▸ Short problem
Lines holding the string "extra" are the ones to copy; find them all in the data.

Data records
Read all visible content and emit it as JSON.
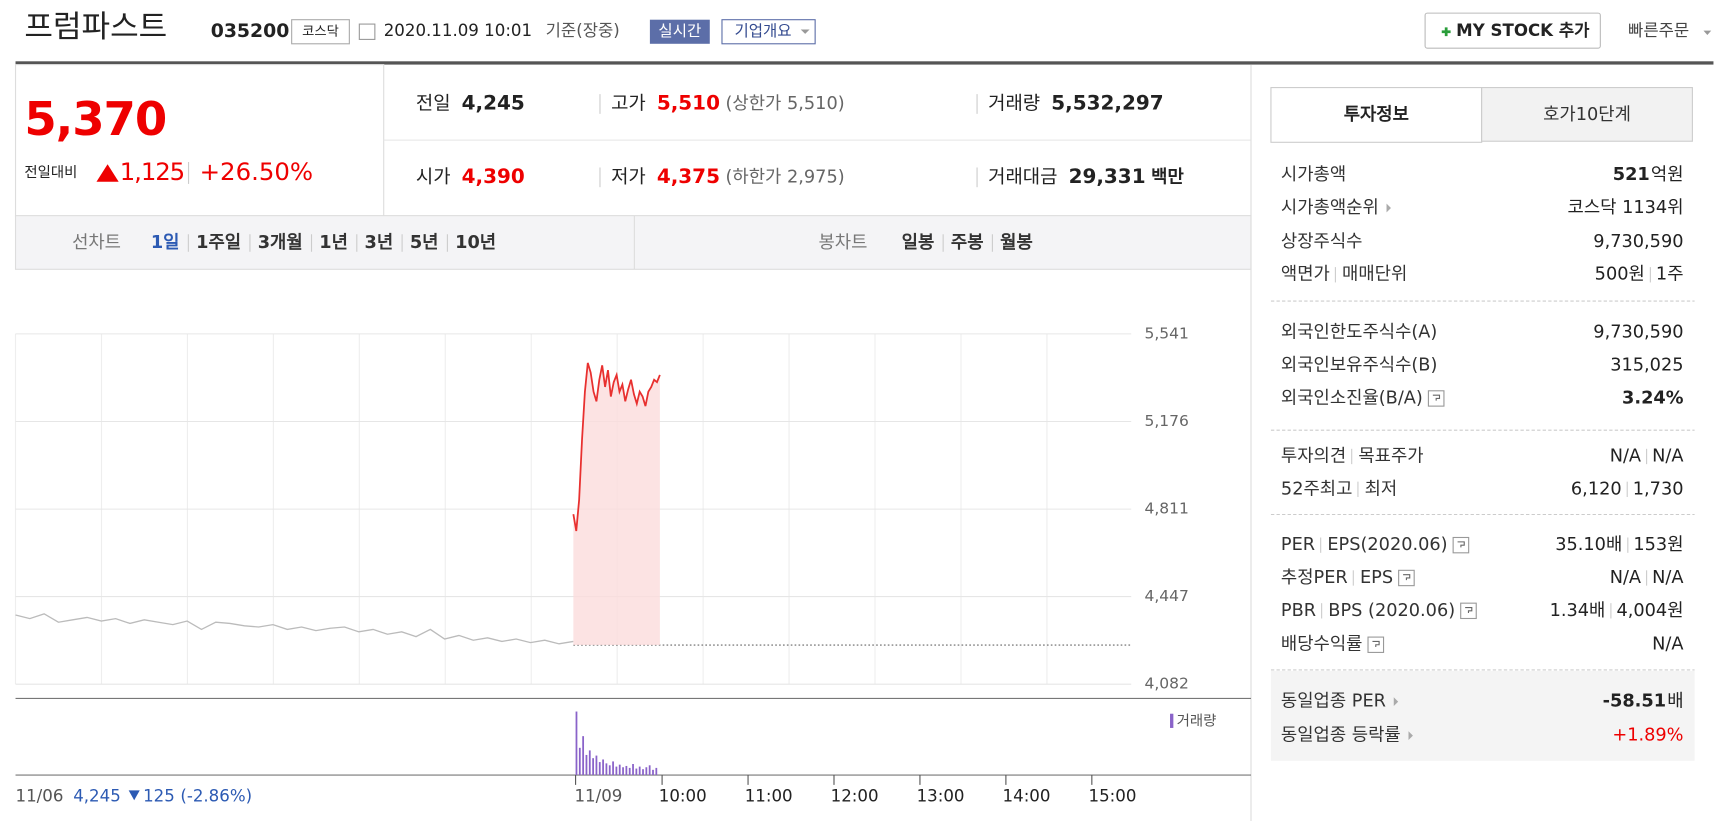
{
  "header": {
    "name": "프럼파스트",
    "code": "035200",
    "market": "코스닥",
    "datetime": "2020.11.09 10:01",
    "basis": "기준(장중)",
    "realtime": "실시간",
    "overview": "기업개요",
    "my_stock": "MY STOCK 추가",
    "quick_order": "빠른주문"
  },
  "price": {
    "current": "5,370",
    "change_label": "전일대비",
    "change": "1,125",
    "rate": "+26.50%"
  },
  "summary": [
    [
      {
        "label": "전일",
        "value": "4,245",
        "color": "#222"
      },
      {
        "label": "고가",
        "value": "5,510",
        "extra": "(상한가 5,510)",
        "color": "#e00"
      },
      {
        "label": "거래량",
        "value": "5,532,297",
        "color": "#222"
      }
    ],
    [
      {
        "label": "시가",
        "value": "4,390",
        "color": "#e00"
      },
      {
        "label": "저가",
        "value": "4,375",
        "extra": "(하한가 2,975)",
        "color": "#e00"
      },
      {
        "label": "거래대금",
        "value": "29,331",
        "extra": "백만",
        "color": "#222"
      }
    ]
  ],
  "chart_tabs": {
    "line_label": "선차트",
    "line_periods": [
      "1일",
      "1주일",
      "3개월",
      "1년",
      "3년",
      "5년",
      "10년"
    ],
    "selected": 0,
    "candle_label": "봉차트",
    "candle_periods": [
      "일봉",
      "주봉",
      "월봉"
    ]
  },
  "chart": {
    "type": "line",
    "ylim": [
      4082,
      5541
    ],
    "yticks": [
      {
        "value": 5541,
        "label": "5,541"
      },
      {
        "value": 5176,
        "label": "5,176"
      },
      {
        "value": 4811,
        "label": "4,811"
      },
      {
        "value": 4447,
        "label": "4,447"
      },
      {
        "value": 4082,
        "label": "4,082"
      }
    ],
    "baseline": 4245,
    "previous": {
      "color": "#bbbbbb",
      "values": [
        4370,
        4355,
        4375,
        4340,
        4350,
        4360,
        4345,
        4355,
        4335,
        4350,
        4340,
        4330,
        4345,
        4310,
        4340,
        4335,
        4325,
        4320,
        4330,
        4310,
        4320,
        4305,
        4315,
        4320,
        4300,
        4310,
        4290,
        4300,
        4280,
        4310,
        4270,
        4285,
        4265,
        4275,
        4260,
        4270,
        4255,
        4265,
        4250,
        4260
      ]
    },
    "today": {
      "color": "#e8302f",
      "values": [
        4790,
        4720,
        4850,
        5100,
        5300,
        5420,
        5380,
        5300,
        5260,
        5350,
        5410,
        5320,
        5390,
        5280,
        5340,
        5370,
        5300,
        5330,
        5260,
        5310,
        5350,
        5290,
        5250,
        5300,
        5280,
        5240,
        5300,
        5320,
        5350,
        5340,
        5370
      ]
    },
    "volume_label": "거래량",
    "volume_color": "#8a63c9",
    "volume": [
      980000,
      420000,
      600000,
      310000,
      380000,
      260000,
      300000,
      200000,
      240000,
      180000,
      150000,
      210000,
      130000,
      160000,
      120000,
      140000,
      110000,
      170000,
      100000,
      130000,
      90000,
      120000,
      150000,
      80000,
      110000
    ],
    "prev_date": "11/06",
    "prev_close": "4,245",
    "prev_change": "125",
    "prev_rate": "(-2.86%)",
    "today_date": "11/09",
    "time_labels": [
      "10:00",
      "11:00",
      "12:00",
      "13:00",
      "14:00",
      "15:00"
    ]
  },
  "info": {
    "tabs": [
      "투자정보",
      "호가10단계"
    ],
    "sections": [
      [
        {
          "label": [
            "시가총액"
          ],
          "values": [
            "521"
          ],
          "unit": "억원",
          "bold": true
        },
        {
          "label": [
            "시가총액순위"
          ],
          "arrow": true,
          "values": [
            "코스닥 1134위"
          ]
        },
        {
          "label": [
            "상장주식수"
          ],
          "values": [
            "9,730,590"
          ]
        },
        {
          "label": [
            "액면가",
            "매매단위"
          ],
          "values": [
            "500원",
            "1주"
          ]
        }
      ],
      [
        {
          "label": [
            "외국인한도주식수(A)"
          ],
          "values": [
            "9,730,590"
          ]
        },
        {
          "label": [
            "외국인보유주식수(B)"
          ],
          "values": [
            "315,025"
          ]
        },
        {
          "label": [
            "외국인소진율(B/A)"
          ],
          "help": true,
          "values": [
            "3.24%"
          ],
          "bold": true
        }
      ],
      [
        {
          "label": [
            "투자의견",
            "목표주가"
          ],
          "values": [
            "N/A",
            "N/A"
          ]
        },
        {
          "label": [
            "52주최고",
            "최저"
          ],
          "values": [
            "6,120",
            "1,730"
          ]
        }
      ],
      [
        {
          "label": [
            "PER",
            "EPS(2020.06)"
          ],
          "help": true,
          "values": [
            "35.10배",
            "153원"
          ]
        },
        {
          "label": [
            "추정PER",
            "EPS"
          ],
          "help": true,
          "values": [
            "N/A",
            "N/A"
          ]
        },
        {
          "label": [
            "PBR",
            "BPS (2020.06)"
          ],
          "help": true,
          "values": [
            "1.34배",
            "4,004원"
          ]
        },
        {
          "label": [
            "배당수익률"
          ],
          "help": true,
          "values": [
            "N/A"
          ]
        }
      ],
      [
        {
          "label": [
            "동일업종 PER"
          ],
          "arrow": true,
          "values": [
            "-58.51"
          ],
          "unit": "배",
          "bold": true
        },
        {
          "label": [
            "동일업종 등락률"
          ],
          "arrow": true,
          "values": [
            "+1.89%"
          ],
          "color": "#e00"
        }
      ]
    ]
  }
}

▸ Task solution
        "extra": "(상한가 5,510)",
        "extra": "(하한가 2,975)",
        "extra": "백만",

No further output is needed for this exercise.